— Task statement —
Return every record verbatim.

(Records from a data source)
********************

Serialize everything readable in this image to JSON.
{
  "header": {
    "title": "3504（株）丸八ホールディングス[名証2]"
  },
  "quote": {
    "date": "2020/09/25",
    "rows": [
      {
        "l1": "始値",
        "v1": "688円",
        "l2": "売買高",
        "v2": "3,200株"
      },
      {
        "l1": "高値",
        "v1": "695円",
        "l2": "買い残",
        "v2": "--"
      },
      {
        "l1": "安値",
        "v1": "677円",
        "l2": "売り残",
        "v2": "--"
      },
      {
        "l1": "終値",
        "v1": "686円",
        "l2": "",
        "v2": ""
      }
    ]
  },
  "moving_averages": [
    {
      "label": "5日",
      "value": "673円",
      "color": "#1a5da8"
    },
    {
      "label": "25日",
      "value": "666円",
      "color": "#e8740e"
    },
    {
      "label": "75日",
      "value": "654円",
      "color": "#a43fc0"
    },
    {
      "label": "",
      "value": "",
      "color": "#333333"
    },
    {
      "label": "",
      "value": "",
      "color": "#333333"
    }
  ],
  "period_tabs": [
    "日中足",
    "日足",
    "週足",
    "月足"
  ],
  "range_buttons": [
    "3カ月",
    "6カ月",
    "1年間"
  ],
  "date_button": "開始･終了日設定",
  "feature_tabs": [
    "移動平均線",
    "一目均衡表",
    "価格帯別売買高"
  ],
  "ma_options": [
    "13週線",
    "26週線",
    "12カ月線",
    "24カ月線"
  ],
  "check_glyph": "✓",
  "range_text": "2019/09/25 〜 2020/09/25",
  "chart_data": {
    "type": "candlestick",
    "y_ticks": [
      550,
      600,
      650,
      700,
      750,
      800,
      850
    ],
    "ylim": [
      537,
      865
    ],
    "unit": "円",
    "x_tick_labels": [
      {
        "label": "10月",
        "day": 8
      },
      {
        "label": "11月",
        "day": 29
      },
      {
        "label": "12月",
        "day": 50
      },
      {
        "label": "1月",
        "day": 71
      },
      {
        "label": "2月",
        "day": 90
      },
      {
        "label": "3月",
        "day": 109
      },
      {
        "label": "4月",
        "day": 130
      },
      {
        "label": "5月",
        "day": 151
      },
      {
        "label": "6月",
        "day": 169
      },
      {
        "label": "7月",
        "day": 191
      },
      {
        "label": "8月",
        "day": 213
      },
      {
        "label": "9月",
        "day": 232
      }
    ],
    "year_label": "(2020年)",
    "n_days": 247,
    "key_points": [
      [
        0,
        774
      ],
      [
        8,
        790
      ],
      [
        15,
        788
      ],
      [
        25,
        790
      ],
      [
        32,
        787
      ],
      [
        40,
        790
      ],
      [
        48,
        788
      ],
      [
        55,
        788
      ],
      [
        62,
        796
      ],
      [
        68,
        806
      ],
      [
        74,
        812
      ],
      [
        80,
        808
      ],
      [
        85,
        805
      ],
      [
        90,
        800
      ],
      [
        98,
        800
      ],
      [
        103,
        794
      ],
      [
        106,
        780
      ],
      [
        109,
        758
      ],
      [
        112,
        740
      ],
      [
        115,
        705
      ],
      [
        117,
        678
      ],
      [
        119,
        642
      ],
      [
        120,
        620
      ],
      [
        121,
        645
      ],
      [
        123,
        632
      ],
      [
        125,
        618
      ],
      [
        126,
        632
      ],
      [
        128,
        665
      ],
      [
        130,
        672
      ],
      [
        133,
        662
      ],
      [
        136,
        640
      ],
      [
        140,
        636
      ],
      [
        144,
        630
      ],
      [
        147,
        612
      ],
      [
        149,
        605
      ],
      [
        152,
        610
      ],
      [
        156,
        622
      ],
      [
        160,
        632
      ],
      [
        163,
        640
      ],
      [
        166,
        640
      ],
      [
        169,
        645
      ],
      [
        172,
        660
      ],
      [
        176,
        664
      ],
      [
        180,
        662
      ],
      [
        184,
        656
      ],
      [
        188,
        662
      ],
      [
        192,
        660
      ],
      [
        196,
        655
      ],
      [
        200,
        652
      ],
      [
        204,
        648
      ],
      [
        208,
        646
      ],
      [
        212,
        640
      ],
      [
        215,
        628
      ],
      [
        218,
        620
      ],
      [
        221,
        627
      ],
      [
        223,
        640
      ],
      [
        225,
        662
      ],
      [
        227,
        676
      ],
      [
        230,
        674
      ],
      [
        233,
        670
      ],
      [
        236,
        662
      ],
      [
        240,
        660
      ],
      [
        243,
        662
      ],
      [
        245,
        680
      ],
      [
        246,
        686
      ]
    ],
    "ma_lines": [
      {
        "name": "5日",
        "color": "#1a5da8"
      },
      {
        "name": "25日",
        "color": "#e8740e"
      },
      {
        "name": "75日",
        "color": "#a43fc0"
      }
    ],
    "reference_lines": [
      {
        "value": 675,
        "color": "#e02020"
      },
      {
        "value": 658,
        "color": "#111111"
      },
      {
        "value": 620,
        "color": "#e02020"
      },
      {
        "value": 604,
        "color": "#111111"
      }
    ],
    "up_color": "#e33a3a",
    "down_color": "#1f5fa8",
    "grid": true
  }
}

********************

— Answer to this task —
Serialize everything readable in this image to JSON.
{
  "header": {
    "title": "3504（株）丸八ホールディングス[名証2]"
  },
  "quote": {
    "date": "2020/09/25",
    "rows": [
      {
        "l1": "始値",
        "v1": "688円",
        "l2": "売買高",
        "v2": "3,200株"
      },
      {
        "l1": "高値",
        "v1": "695円",
        "l2": "買い残",
        "v2": "--"
      },
      {
        "l1": "安値",
        "v1": "677円",
        "l2": "売り残",
        "v2": "--"
      },
      {
        "l1": "終値",
        "v1": "686円",
        "l2": "",
        "v2": ""
      }
    ]
  },
  "moving_averages": [
    {
      "label": "5日",
      "value": "673円",
      "color": "#1a5da8"
    },
    {
      "label": "25日",
      "value": "666円",
      "color": "#e8740e"
    },
    {
      "label": "75日",
      "value": "654円",
      "color": "#a43fc0"
    },
    {
      "label": "",
      "value": "",
      "color": "#333333"
    },
    {
      "label": "",
      "value": "",
      "color": "#333333"
    }
  ],
  "period_tabs": [
    "日中足",
    "日足",
    "週足",
    "月足"
  ],
  "range_buttons": [
    "3カ月",
    "6カ月",
    "1年間"
  ],
  "date_button": "開始･終了日設定",
  "feature_tabs": [
    "移動平均線",
    "一目均衡表",
    "価格帯別売買高"
  ],
  "ma_options": [
    "13週線",
    "26週線",
    "12カ月線",
    "24カ月線"
  ],
  "check_glyph": "✓",
  "range_text": "2019/09/25 〜 2020/09/25",
  "chart_data": {
    "type": "candlestick",
    "y_ticks": [
      550,
      600,
      650,
      700,
      750,
      800,
      850
    ],
    "ylim": [
      537,
      865
    ],
    "unit": "円",
    "x_tick_labels": [
      {
        "label": "10月",
        "day": 8
      },
      {
        "label": "11月",
        "day": 29
      },
      {
        "label": "12月",
        "day": 50
      },
      {
        "label": "1月",
        "day": 71
      },
      {
        "label": "2月",
        "day": 90
      },
      {
        "label": "3月",
        "day": 109
      },
      {
        "label": "4月",
        "day": 130
      },
      {
        "label": "5月",
        "day": 151
      },
      {
        "label": "6月",
        "day": 169
      },
      {
        "label": "7月",
        "day": 191
      },
      {
        "label": "8月",
        "day": 213
      },
      {
        "label": "9月",
        "day": 232
      }
    ],
    "year_label": "(2020年)",
    "n_days": 247,
    "key_points": [
      [
        0,
        774
      ],
      [
        8,
        790
      ],
      [
        15,
        788
      ],
      [
        25,
        790
      ],
      [
        32,
        787
      ],
      [
        40,
        790
      ],
      [
        48,
        788
      ],
      [
        55,
        788
      ],
      [
        62,
        796
      ],
      [
        68,
        806
      ],
      [
        74,
        812
      ],
      [
        80,
        808
      ],
      [
        85,
        805
      ],
      [
        90,
        800
      ],
      [
        98,
        800
      ],
      [
        103,
        794
      ],
      [
        106,
        780
      ],
      [
        109,
        758
      ],
      [
        112,
        740
      ],
      [
        115,
        705
      ],
      [
        117,
        678
      ],
      [
        119,
        642
      ],
      [
        120,
        620
      ],
      [
        121,
        645
      ],
      [
        123,
        632
      ],
      [
        125,
        618
      ],
      [
        126,
        632
      ],
      [
        128,
        665
      ],
      [
        130,
        672
      ],
      [
        133,
        662
      ],
      [
        136,
        640
      ],
      [
        140,
        636
      ],
      [
        144,
        630
      ],
      [
        147,
        612
      ],
      [
        149,
        605
      ],
      [
        152,
        610
      ],
      [
        156,
        622
      ],
      [
        160,
        632
      ],
      [
        163,
        640
      ],
      [
        166,
        640
      ],
      [
        169,
        645
      ],
      [
        172,
        660
      ],
      [
        176,
        664
      ],
      [
        180,
        662
      ],
      [
        184,
        656
      ],
      [
        188,
        662
      ],
      [
        192,
        660
      ],
      [
        196,
        655
      ],
      [
        200,
        652
      ],
      [
        204,
        648
      ],
      [
        208,
        646
      ],
      [
        212,
        640
      ],
      [
        215,
        628
      ],
      [
        218,
        620
      ],
      [
        221,
        627
      ],
      [
        223,
        640
      ],
      [
        225,
        662
      ],
      [
        227,
        676
      ],
      [
        230,
        674
      ],
      [
        233,
        670
      ],
      [
        236,
        662
      ],
      [
        240,
        660
      ],
      [
        243,
        662
      ],
      [
        245,
        680
      ],
      [
        246,
        686
      ]
    ],
    "ma_lines": [
      {
        "name": "5日",
        "color": "#1a5da8"
      },
      {
        "name": "25日",
        "color": "#e8740e"
      },
      {
        "name": "75日",
        "color": "#a43fc0"
      }
    ],
    "reference_lines": [
      {
        "value": 675,
        "color": "#e02020"
      },
      {
        "value": 658,
        "color": "#111111"
      },
      {
        "value": 620,
        "color": "#e02020"
      },
      {
        "value": 604,
        "color": "#111111"
      }
    ],
    "up_color": "#e33a3a",
    "down_color": "#1f5fa8",
    "grid": true
  }
}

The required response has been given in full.